[Dataset items]
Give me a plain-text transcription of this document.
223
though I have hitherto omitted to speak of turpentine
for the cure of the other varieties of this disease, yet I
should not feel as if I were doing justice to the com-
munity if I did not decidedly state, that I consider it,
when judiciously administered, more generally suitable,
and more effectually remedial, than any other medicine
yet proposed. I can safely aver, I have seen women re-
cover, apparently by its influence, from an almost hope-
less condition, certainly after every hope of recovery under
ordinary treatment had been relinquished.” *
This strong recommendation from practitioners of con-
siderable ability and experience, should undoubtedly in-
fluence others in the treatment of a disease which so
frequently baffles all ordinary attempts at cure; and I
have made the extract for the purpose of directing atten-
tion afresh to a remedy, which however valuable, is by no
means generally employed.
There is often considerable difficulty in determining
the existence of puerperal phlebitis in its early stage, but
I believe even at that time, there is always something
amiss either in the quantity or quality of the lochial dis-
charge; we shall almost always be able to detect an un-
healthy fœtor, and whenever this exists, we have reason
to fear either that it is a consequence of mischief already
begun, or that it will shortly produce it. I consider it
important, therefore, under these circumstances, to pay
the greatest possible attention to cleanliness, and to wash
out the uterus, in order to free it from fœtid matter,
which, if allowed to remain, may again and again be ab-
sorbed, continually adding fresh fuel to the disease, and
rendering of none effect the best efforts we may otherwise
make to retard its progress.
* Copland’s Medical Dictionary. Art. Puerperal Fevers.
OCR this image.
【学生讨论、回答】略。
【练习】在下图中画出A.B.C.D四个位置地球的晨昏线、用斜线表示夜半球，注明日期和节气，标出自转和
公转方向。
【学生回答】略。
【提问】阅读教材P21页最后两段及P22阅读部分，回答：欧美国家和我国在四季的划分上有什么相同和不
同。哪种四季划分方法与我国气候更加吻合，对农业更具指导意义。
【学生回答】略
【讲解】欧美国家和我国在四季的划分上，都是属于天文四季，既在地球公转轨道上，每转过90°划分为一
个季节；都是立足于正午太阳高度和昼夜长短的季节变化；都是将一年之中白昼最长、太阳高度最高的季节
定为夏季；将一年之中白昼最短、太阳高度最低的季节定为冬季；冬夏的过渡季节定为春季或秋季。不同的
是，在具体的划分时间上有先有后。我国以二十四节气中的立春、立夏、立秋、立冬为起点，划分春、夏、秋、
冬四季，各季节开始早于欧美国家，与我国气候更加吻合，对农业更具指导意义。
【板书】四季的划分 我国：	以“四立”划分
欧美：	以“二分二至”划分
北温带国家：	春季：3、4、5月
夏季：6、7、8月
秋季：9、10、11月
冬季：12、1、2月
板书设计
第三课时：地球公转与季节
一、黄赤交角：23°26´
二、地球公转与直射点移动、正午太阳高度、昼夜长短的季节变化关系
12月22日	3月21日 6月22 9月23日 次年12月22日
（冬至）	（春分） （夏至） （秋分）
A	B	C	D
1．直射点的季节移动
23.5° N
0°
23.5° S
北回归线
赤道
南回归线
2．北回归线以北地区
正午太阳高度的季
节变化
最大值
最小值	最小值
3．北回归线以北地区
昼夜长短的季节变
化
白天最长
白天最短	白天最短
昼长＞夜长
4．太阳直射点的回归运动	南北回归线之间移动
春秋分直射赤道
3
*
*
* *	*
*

__THE EXERCISE__. Go through the data and count each line that has the word "which", then give the total alone.

__FINAL RESULT__. 3